[Data items]

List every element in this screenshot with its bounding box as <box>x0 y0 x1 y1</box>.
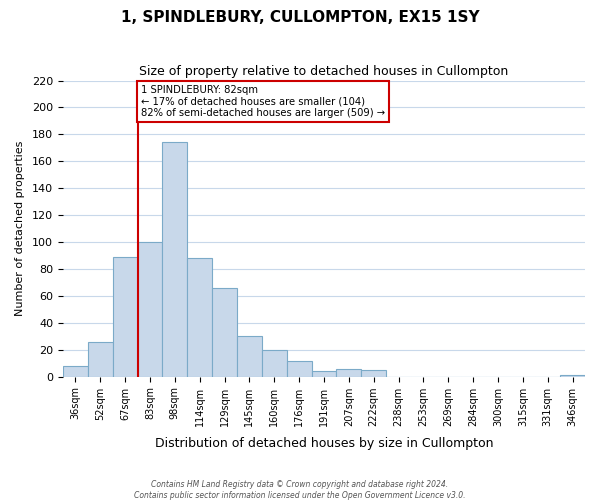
Bar <box>212 288 237 376</box>
Text: Contains HM Land Registry data © Crown copyright and database right 2024.
Contai: Contains HM Land Registry data © Crown c… <box>134 480 466 500</box>
Bar <box>311 372 337 376</box>
Bar <box>337 368 361 376</box>
Bar <box>262 350 287 376</box>
Text: 1 SPINDLEBURY: 82sqm
← 17% of detached houses are smaller (104)
82% of semi-deta: 1 SPINDLEBURY: 82sqm ← 17% of detached h… <box>141 84 385 118</box>
Bar <box>237 336 262 376</box>
Y-axis label: Number of detached properties: Number of detached properties <box>15 141 25 316</box>
Text: 1, SPINDLEBURY, CULLOMPTON, EX15 1SY: 1, SPINDLEBURY, CULLOMPTON, EX15 1SY <box>121 10 479 25</box>
Bar <box>163 142 187 376</box>
Title: Size of property relative to detached houses in Cullompton: Size of property relative to detached ho… <box>139 65 509 78</box>
Bar <box>187 258 212 376</box>
Bar <box>88 342 113 376</box>
Bar <box>287 360 311 376</box>
Bar <box>63 366 88 376</box>
Bar <box>113 257 137 376</box>
X-axis label: Distribution of detached houses by size in Cullompton: Distribution of detached houses by size … <box>155 437 493 450</box>
Bar <box>137 242 163 376</box>
Bar <box>361 370 386 376</box>
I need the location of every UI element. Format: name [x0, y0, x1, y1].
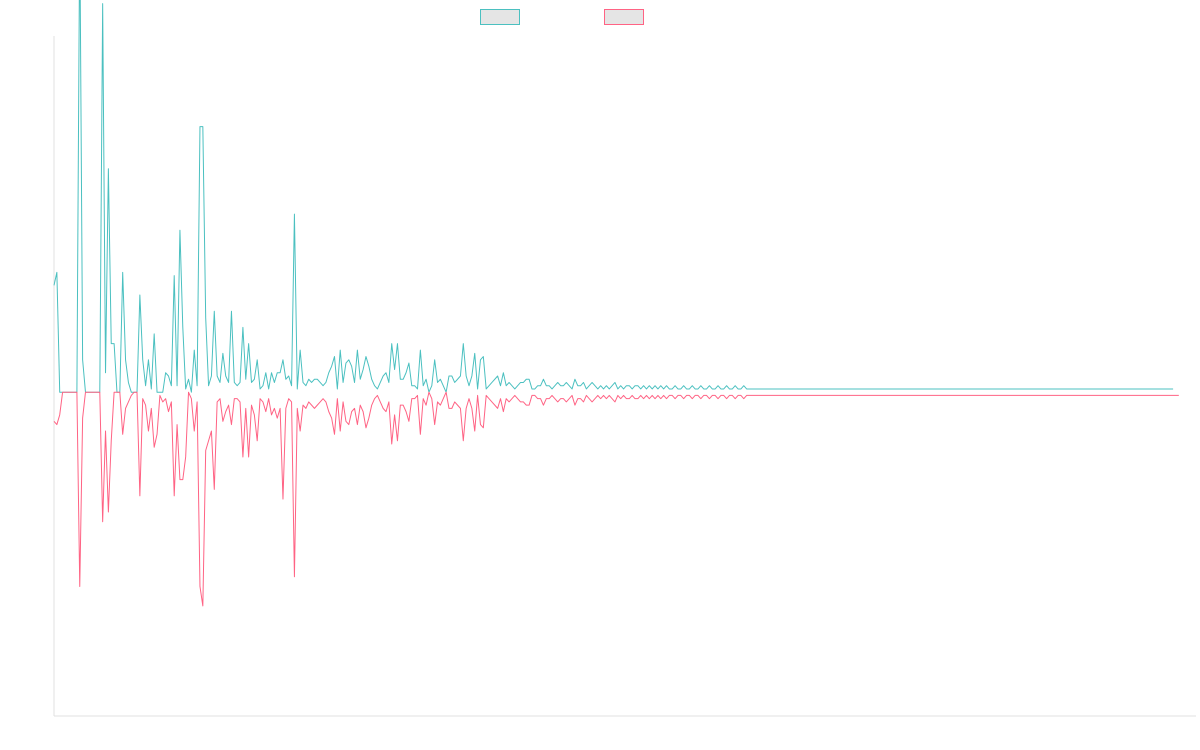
series-line-2 [53, 391, 1179, 607]
legend-swatch-series-1[interactable] [480, 9, 520, 25]
series-line-1 [53, 0, 1174, 393]
legend-swatch-series-2[interactable] [604, 9, 644, 25]
series-layer [53, 0, 1179, 607]
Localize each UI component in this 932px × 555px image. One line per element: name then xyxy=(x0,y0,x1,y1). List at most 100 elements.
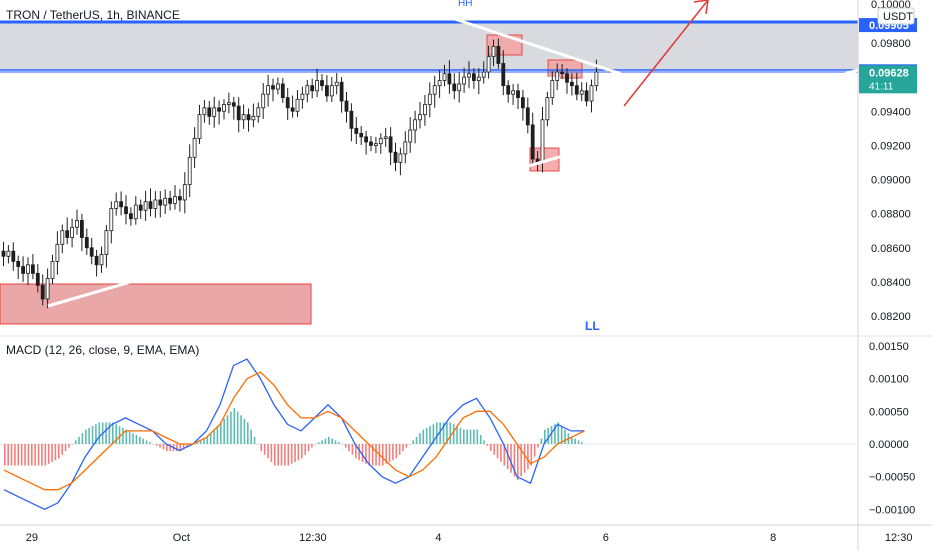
histogram-bar xyxy=(61,444,63,455)
ascending-trendline[interactable] xyxy=(47,68,859,308)
histogram-bar xyxy=(388,444,391,462)
histogram-bar xyxy=(385,444,387,464)
histogram-bar xyxy=(186,444,188,448)
histogram-bar xyxy=(41,444,43,466)
histogram-bar xyxy=(233,408,236,444)
candle-body xyxy=(344,100,349,112)
histogram-bar xyxy=(78,436,80,444)
macd-axis[interactable]: 0.00150 0.00100 0.00050 0.00000 −0.00050 −0.0… xyxy=(869,341,915,516)
candle-body xyxy=(256,107,261,117)
macd-tick: 0.00000 xyxy=(869,439,909,451)
histogram-bar xyxy=(263,444,266,455)
histogram-bar xyxy=(182,444,185,450)
resistance-zone xyxy=(0,22,858,70)
histogram-bar xyxy=(328,436,330,444)
candle-body xyxy=(217,107,222,112)
histogram-bar xyxy=(152,444,155,445)
macd-line xyxy=(3,358,585,511)
histogram-bar xyxy=(20,444,23,466)
macd-tick: −0.00100 xyxy=(869,504,915,516)
histogram-bar xyxy=(37,444,40,466)
macd-tick: 0.00100 xyxy=(869,374,909,386)
price-tick: 0.08200 xyxy=(871,311,911,323)
price-tick: 0.09400 xyxy=(871,106,911,118)
histogram-bar xyxy=(341,444,344,445)
histogram-bar xyxy=(287,444,290,466)
candle-body xyxy=(246,114,251,121)
histogram-bar xyxy=(294,444,296,462)
candle-body xyxy=(226,102,231,105)
candle-body xyxy=(80,220,84,238)
candle-body xyxy=(158,199,163,206)
candle-body xyxy=(574,85,579,95)
macd-legend[interactable]: MACD (12, 26, close, 9, EMA, EMA) xyxy=(6,343,199,357)
histogram-bar xyxy=(58,444,60,459)
histogram-bar xyxy=(540,438,543,444)
histogram-bar xyxy=(209,433,212,444)
histogram-bar xyxy=(317,442,320,444)
price-tick-top: 0.10000 xyxy=(871,0,911,11)
candle-body xyxy=(373,143,378,146)
histogram-bar xyxy=(425,427,428,444)
histogram-bar xyxy=(429,426,431,444)
candle-body xyxy=(560,71,564,75)
histogram-bar xyxy=(297,444,300,461)
histogram-bar xyxy=(122,427,124,444)
candle-body xyxy=(21,266,26,274)
candle-body xyxy=(359,133,364,138)
histogram-bar xyxy=(530,444,533,466)
candle-body xyxy=(349,110,354,129)
candle-body xyxy=(447,73,452,85)
candle-body xyxy=(173,196,177,204)
candle-body xyxy=(521,97,525,109)
histogram-bar xyxy=(405,444,408,448)
candle-body xyxy=(491,46,496,58)
histogram-bar xyxy=(483,440,485,444)
projection-arrow[interactable] xyxy=(623,0,709,107)
histogram-bar xyxy=(375,444,377,466)
candle-body xyxy=(55,243,60,262)
histogram-bar xyxy=(139,436,141,444)
price-tick: 0.09800 xyxy=(871,38,911,50)
candle-body xyxy=(241,114,246,121)
histogram-bar xyxy=(446,422,448,444)
price-label-text: 0.09628 xyxy=(869,67,909,79)
descending-trendline[interactable] xyxy=(396,0,859,154)
candles-group xyxy=(1,38,599,309)
histogram-bar xyxy=(537,444,539,448)
histogram-bar xyxy=(560,426,563,444)
candle-body xyxy=(545,97,550,121)
price-tick: 0.08400 xyxy=(871,277,911,289)
candle-body xyxy=(354,127,359,134)
histogram-bar xyxy=(409,444,411,445)
histogram-bar xyxy=(382,444,384,466)
candle-body xyxy=(584,90,589,102)
currency-badge-label: USDT xyxy=(883,11,913,23)
histogram-bar xyxy=(257,444,259,445)
candle-body xyxy=(320,80,324,87)
candle-body xyxy=(60,230,65,245)
histogram-bar xyxy=(432,424,435,444)
symbol-title[interactable]: TRON / TetherUS, 1h, BINANCE xyxy=(6,8,180,22)
time-tick: 29 xyxy=(26,532,38,544)
candle-body xyxy=(212,107,217,117)
time-tick: Oct xyxy=(173,532,190,544)
ll-label: LL xyxy=(585,319,600,333)
candle-body xyxy=(89,247,94,257)
histogram-bar xyxy=(223,418,225,444)
histogram-bar xyxy=(7,444,9,466)
candle-body xyxy=(290,107,295,112)
histogram-bar xyxy=(250,429,252,444)
candle-body xyxy=(182,184,187,201)
histogram-bar xyxy=(64,444,67,452)
macd-tick: 0.00050 xyxy=(869,406,909,418)
candle-body xyxy=(114,201,119,209)
price-axis[interactable]: 0.098000.096000.094000.092000.090000.088… xyxy=(871,38,911,323)
histogram-bar xyxy=(550,426,553,444)
histogram-bar xyxy=(98,422,101,444)
histogram-bar xyxy=(159,444,161,448)
currency-badge[interactable] xyxy=(877,7,915,25)
candle-body xyxy=(271,85,275,90)
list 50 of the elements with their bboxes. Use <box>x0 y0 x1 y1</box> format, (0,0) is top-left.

- _Short problem_
Repeat the part of the items above that opens with the line containing "Bar <box>212 288 237 376</box>" and closes with the line containing "are smaller (104)", keeping every line unchanged.

- _Task response_
Bar <box>212 288 237 376</box>
Text: Contains HM Land Registry data © Crown copyright and database right 2024.
Contai: Contains HM Land Registry data © Crown c… <box>134 480 466 500</box>
Bar <box>311 372 337 376</box>
Bar <box>337 368 361 376</box>
Bar <box>262 350 287 376</box>
Text: 1 SPINDLEBURY: 82sqm
← 17% of detached houses are smaller (104)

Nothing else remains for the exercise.